## PROBLEM
Scan the material for the word "Andelen" and return every matching line.

## DATASET EXTRACT
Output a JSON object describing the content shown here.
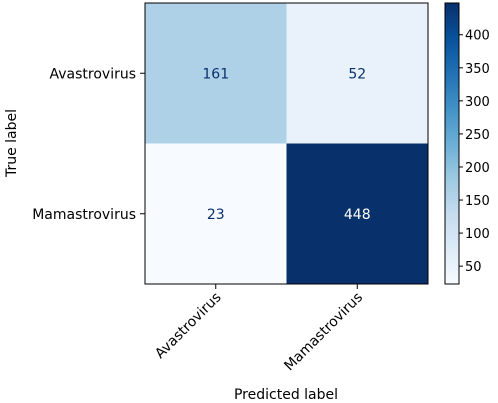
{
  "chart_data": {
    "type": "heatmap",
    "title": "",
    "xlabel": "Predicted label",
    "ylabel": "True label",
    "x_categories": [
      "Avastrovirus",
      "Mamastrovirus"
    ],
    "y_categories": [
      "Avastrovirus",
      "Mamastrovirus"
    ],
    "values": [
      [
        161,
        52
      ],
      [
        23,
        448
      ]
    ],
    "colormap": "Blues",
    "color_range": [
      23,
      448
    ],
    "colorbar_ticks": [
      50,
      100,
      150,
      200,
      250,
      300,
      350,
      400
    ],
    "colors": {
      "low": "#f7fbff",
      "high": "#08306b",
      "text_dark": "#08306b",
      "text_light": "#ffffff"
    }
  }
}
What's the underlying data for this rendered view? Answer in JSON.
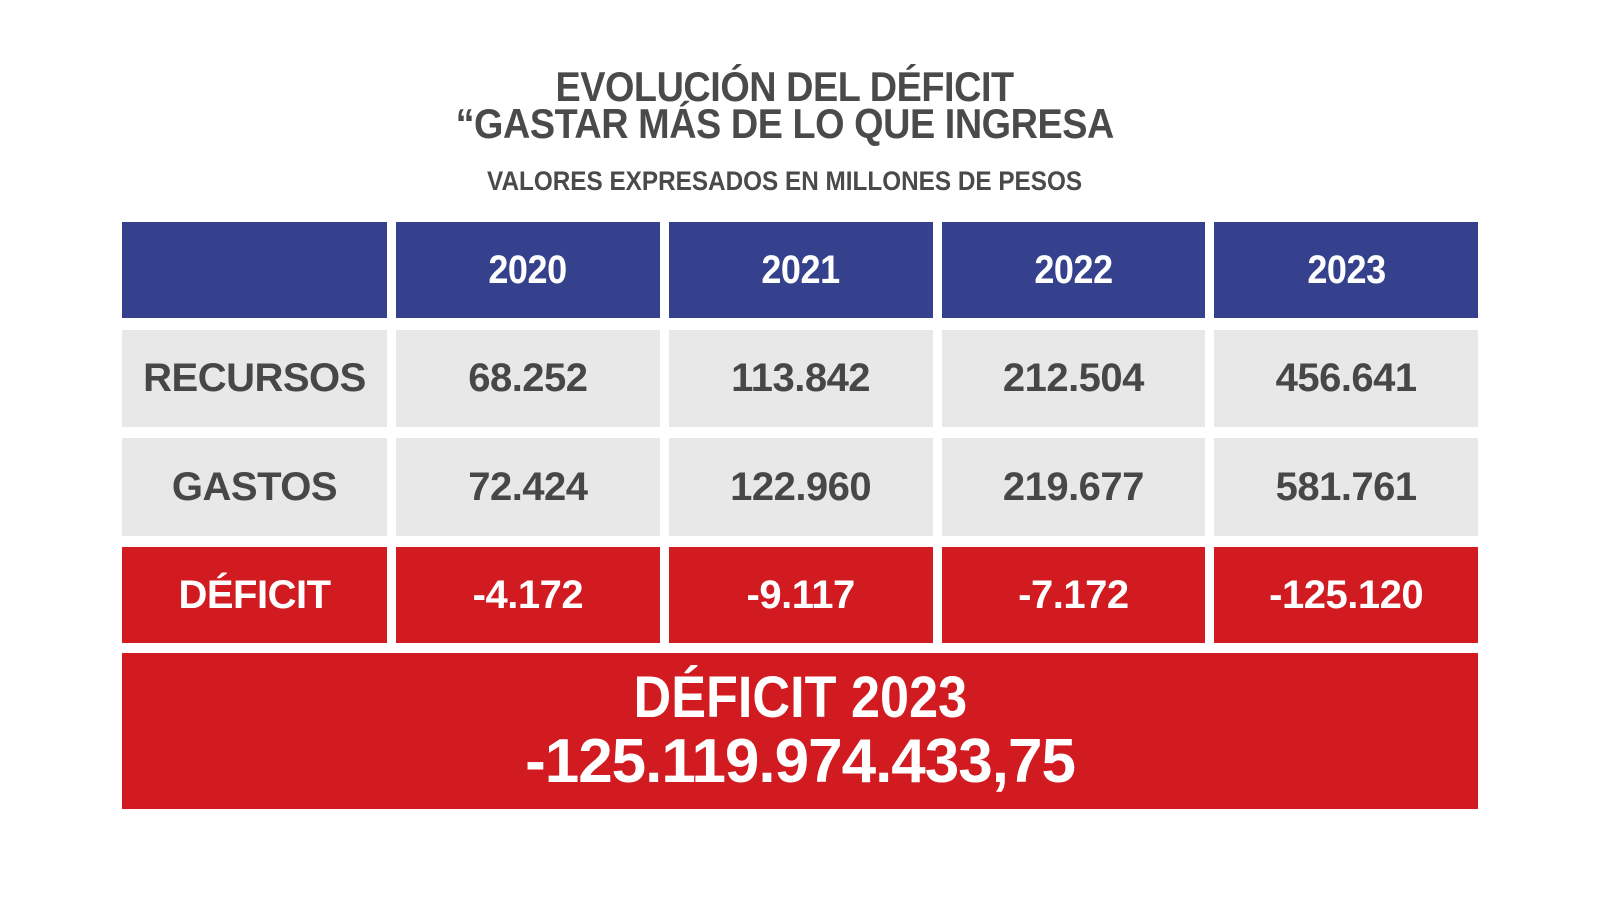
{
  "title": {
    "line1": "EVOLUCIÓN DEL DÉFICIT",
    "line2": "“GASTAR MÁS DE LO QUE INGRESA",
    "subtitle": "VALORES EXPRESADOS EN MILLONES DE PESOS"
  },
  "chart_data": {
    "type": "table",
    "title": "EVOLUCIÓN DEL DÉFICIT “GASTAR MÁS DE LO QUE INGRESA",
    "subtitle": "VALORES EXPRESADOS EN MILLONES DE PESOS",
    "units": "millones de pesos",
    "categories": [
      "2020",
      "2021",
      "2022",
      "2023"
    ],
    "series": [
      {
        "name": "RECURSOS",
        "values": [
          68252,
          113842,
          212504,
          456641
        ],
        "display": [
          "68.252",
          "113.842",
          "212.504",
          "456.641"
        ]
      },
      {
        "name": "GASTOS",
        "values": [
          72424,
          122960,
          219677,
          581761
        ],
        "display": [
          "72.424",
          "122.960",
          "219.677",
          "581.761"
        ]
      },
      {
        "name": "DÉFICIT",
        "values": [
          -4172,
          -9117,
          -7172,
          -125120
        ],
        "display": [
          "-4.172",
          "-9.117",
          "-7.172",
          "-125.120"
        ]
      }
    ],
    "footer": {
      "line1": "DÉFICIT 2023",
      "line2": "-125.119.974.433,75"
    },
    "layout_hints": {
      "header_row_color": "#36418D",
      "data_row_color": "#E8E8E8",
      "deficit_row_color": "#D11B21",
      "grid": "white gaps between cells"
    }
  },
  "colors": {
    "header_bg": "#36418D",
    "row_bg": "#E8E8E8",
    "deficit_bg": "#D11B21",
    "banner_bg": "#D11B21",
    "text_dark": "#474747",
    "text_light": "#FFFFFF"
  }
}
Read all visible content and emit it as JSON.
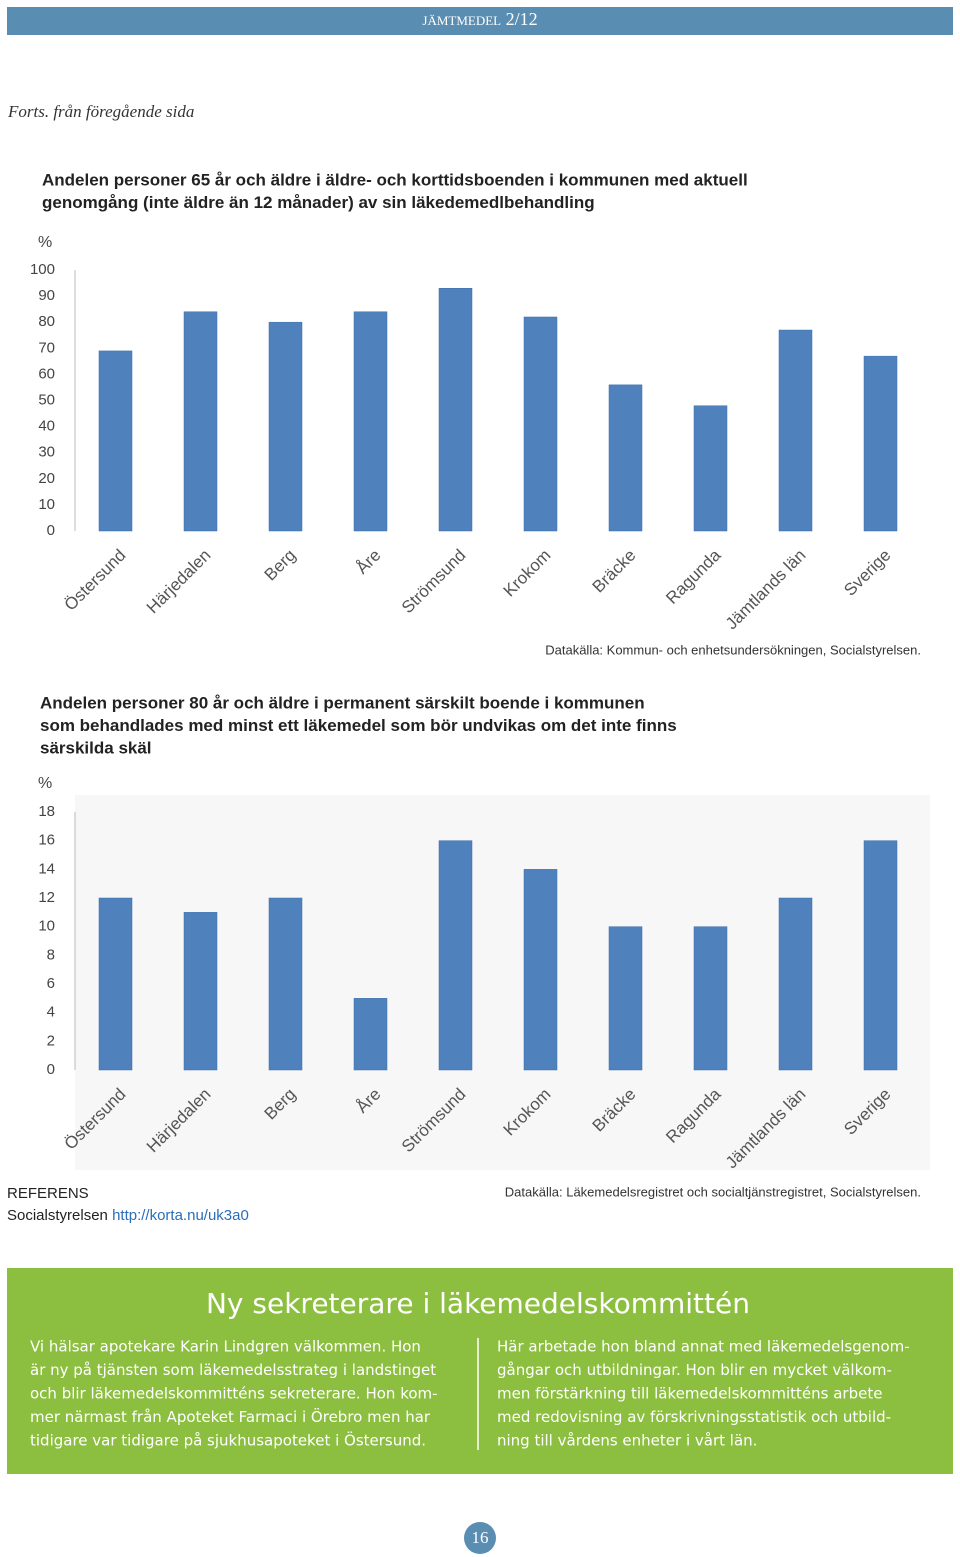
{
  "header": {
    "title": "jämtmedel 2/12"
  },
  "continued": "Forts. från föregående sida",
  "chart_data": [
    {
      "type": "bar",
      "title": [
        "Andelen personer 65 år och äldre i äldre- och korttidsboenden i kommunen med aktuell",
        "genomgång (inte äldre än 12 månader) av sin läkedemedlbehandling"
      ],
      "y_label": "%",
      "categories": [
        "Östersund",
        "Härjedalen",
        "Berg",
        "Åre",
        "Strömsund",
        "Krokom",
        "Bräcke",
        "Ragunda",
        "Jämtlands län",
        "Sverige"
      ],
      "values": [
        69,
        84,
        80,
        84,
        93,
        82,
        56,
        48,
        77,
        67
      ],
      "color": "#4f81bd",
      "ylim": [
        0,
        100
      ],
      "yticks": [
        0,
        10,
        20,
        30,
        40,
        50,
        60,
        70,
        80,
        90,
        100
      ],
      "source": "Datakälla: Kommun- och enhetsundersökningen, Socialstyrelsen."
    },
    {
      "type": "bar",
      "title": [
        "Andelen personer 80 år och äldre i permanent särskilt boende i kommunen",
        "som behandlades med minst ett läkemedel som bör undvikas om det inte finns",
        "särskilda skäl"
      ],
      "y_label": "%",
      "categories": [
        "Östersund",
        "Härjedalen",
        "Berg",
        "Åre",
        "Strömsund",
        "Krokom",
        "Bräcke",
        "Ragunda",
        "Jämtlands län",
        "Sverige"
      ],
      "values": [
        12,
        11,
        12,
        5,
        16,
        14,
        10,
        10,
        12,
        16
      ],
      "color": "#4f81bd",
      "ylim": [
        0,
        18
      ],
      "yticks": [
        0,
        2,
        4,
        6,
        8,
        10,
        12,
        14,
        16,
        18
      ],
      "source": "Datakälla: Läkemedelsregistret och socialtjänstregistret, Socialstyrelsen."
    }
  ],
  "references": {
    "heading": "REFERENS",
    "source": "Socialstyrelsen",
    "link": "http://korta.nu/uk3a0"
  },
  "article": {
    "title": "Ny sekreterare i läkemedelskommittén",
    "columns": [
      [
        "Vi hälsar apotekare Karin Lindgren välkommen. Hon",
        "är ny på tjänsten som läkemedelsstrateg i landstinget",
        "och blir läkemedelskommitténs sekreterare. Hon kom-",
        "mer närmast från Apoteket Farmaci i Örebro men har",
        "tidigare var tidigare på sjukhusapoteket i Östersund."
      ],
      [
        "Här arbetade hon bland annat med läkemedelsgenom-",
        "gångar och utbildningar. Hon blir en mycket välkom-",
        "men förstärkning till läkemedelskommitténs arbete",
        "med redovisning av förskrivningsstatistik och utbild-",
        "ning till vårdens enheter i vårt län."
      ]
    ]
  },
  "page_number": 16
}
--
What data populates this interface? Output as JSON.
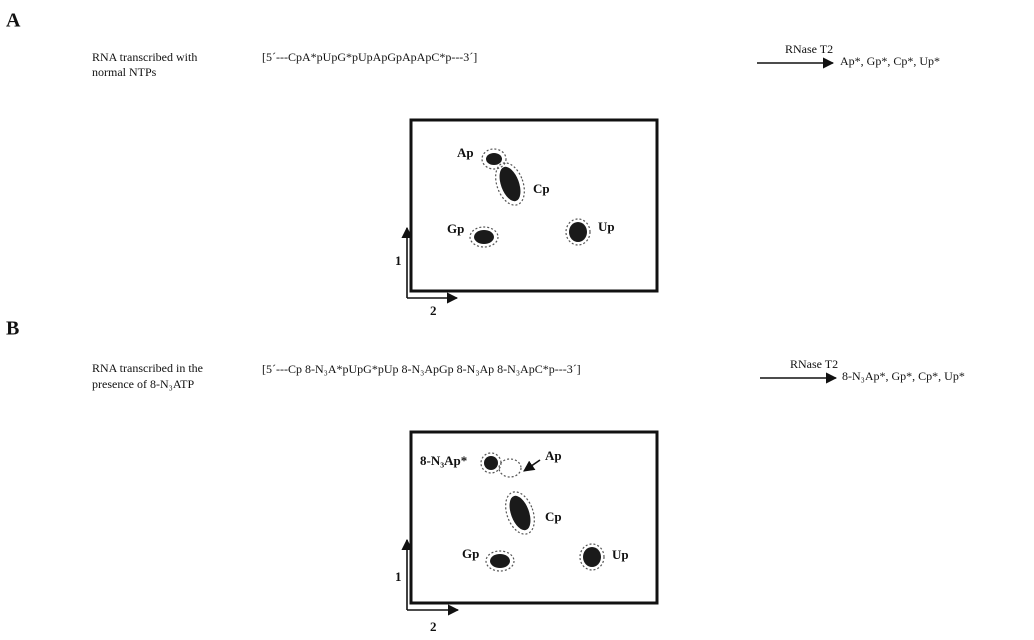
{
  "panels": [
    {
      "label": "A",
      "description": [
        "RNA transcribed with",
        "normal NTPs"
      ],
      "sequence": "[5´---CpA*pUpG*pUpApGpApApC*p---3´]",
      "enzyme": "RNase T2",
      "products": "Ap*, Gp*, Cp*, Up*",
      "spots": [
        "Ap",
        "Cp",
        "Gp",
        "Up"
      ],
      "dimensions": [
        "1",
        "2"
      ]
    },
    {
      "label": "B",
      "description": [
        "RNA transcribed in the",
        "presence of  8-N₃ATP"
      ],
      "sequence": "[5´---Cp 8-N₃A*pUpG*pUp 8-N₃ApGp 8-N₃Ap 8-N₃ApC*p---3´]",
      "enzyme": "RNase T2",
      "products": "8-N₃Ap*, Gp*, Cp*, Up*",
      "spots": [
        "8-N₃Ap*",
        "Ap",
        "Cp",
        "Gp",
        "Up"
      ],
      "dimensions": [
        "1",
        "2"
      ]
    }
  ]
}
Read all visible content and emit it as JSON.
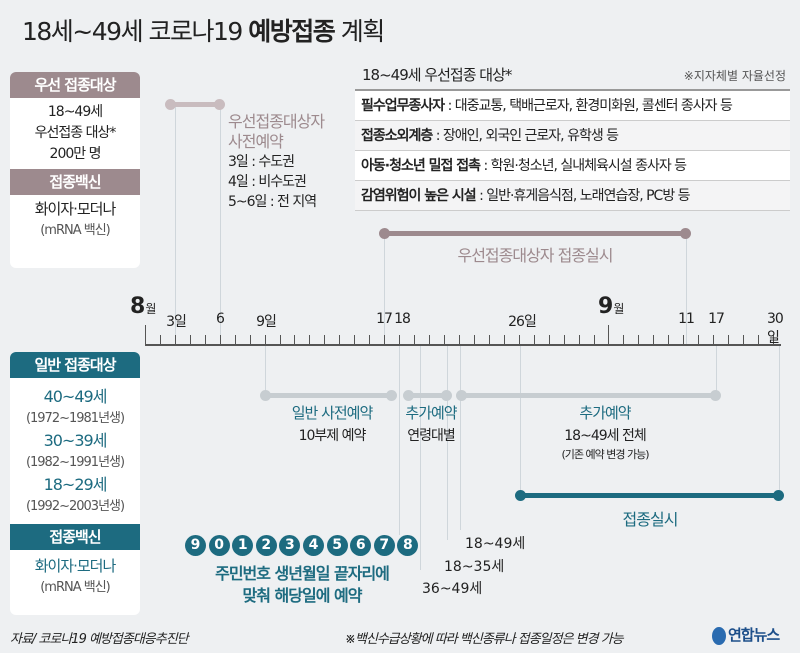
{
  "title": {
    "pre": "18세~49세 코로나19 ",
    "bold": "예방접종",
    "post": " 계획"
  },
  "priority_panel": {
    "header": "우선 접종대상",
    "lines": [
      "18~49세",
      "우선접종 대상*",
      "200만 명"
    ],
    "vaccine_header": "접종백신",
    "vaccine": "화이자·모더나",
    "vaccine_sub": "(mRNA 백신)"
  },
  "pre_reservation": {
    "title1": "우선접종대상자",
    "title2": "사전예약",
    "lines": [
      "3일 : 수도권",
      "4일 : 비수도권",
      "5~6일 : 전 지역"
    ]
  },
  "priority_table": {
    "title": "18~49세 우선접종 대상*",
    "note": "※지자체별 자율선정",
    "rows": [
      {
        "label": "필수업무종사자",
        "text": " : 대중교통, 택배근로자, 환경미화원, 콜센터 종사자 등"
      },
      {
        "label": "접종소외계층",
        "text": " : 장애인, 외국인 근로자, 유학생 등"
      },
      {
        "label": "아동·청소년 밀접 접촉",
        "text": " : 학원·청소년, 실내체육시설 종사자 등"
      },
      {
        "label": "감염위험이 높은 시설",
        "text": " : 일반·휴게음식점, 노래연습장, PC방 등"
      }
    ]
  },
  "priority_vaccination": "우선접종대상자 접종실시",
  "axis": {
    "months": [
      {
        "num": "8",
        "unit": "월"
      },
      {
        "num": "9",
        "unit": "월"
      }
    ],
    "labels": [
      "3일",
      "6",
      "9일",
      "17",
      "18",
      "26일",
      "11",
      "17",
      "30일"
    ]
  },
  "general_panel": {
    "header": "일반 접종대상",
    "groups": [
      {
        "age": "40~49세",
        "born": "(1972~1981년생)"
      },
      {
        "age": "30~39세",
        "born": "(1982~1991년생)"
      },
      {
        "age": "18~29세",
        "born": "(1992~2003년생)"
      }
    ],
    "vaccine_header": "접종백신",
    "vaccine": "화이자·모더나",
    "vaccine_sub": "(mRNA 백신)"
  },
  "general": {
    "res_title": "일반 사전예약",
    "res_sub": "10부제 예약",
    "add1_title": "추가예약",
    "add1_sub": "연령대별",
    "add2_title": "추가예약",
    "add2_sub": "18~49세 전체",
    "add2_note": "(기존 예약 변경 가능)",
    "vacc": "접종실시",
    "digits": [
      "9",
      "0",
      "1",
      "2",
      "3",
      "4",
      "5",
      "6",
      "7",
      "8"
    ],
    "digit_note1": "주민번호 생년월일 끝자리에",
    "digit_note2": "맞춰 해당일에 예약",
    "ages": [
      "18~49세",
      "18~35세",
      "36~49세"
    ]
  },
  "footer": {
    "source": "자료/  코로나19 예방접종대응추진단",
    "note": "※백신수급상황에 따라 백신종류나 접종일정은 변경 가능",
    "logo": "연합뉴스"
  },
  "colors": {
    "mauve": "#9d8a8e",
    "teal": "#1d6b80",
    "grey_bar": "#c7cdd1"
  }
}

## SOLUTION TO THIS TASK
        "Andelen personer 65 år och äldre i äldre- och korttidsboenden i kommunen med aktuell",
        "Andelen personer 80 år och äldre i permanent särskilt boende i kommunen",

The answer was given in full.